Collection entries
■ ■ ■
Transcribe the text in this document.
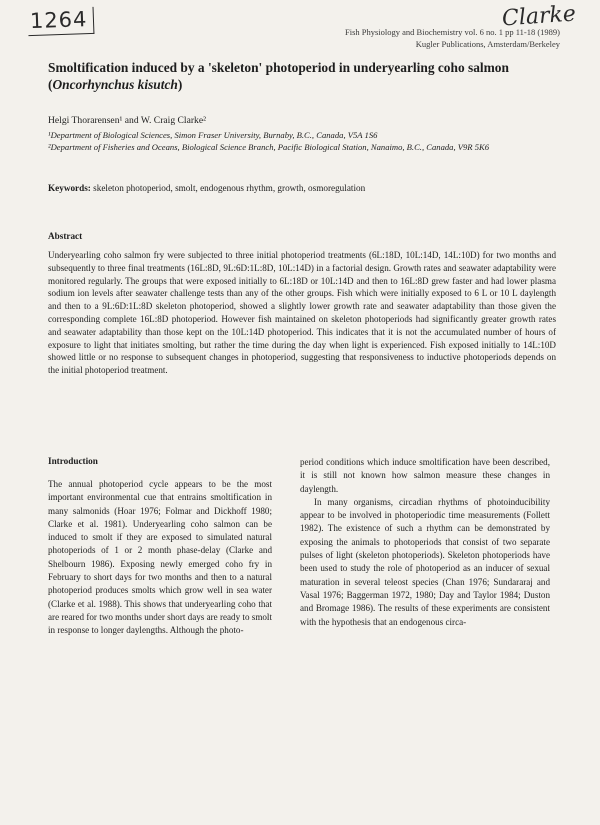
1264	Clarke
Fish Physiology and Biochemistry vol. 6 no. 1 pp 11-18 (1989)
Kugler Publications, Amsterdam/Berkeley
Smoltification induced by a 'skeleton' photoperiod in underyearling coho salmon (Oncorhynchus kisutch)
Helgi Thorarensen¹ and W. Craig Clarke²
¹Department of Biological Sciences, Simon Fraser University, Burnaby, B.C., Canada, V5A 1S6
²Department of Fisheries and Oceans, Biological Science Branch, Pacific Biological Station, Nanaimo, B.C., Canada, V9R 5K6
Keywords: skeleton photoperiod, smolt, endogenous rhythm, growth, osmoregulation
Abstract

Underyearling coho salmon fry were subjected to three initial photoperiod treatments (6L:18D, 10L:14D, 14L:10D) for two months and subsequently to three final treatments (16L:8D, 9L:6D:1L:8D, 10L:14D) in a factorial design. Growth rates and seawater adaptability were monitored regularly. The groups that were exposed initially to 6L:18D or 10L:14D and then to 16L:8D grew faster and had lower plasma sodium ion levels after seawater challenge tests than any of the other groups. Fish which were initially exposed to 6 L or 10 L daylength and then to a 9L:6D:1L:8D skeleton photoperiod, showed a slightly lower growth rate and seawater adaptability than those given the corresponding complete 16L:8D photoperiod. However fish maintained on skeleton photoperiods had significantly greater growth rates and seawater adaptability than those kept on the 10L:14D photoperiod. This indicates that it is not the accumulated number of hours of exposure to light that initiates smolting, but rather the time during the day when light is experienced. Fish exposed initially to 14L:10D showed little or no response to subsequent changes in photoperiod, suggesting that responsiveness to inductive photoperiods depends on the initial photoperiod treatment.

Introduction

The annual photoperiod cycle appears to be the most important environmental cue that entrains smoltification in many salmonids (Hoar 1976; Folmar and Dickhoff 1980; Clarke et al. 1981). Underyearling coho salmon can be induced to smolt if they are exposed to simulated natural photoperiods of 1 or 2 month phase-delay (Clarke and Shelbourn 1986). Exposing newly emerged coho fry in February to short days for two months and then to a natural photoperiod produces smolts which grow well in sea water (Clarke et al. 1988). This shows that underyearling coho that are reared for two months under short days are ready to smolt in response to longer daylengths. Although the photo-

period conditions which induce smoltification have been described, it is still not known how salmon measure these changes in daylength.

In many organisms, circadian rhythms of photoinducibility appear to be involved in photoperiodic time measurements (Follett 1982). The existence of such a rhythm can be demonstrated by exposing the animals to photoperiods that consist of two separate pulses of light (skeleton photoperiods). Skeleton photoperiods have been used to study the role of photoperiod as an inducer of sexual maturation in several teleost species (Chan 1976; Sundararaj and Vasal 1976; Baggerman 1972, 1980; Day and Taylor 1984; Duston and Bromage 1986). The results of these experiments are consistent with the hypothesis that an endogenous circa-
■ ■ ■
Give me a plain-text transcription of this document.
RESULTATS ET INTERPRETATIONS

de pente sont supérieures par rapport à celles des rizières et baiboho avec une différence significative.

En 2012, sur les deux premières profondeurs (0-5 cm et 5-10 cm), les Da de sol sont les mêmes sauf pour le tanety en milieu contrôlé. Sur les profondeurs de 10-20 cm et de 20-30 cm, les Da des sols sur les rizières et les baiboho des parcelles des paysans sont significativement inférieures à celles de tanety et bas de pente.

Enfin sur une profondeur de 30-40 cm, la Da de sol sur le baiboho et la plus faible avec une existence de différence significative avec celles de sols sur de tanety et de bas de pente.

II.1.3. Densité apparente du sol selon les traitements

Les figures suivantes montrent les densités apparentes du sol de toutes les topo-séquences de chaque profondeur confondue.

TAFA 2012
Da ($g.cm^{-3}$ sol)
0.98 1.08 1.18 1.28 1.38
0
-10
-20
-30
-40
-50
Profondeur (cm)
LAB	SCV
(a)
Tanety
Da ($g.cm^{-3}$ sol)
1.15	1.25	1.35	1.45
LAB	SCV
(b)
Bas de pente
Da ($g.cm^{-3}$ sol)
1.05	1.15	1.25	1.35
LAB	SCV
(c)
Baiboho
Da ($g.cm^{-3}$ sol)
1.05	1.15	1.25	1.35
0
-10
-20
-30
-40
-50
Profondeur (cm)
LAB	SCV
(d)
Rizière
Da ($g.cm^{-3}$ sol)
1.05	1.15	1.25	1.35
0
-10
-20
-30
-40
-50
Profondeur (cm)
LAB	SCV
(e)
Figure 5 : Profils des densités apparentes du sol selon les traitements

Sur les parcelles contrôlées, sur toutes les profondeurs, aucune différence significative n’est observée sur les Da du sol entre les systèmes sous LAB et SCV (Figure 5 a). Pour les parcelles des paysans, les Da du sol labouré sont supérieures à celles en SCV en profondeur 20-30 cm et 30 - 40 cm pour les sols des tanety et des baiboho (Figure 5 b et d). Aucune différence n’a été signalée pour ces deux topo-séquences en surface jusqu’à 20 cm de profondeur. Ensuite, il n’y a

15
■ ■ ■
Task - Look through the data and show every line containing "densités".

Written response -
Les figures suivantes montrent les densités apparentes du sol de toutes les topo-séquences de chaque profondeur confondue.
Figure 5 : Profils des densités apparentes du sol selon les traitements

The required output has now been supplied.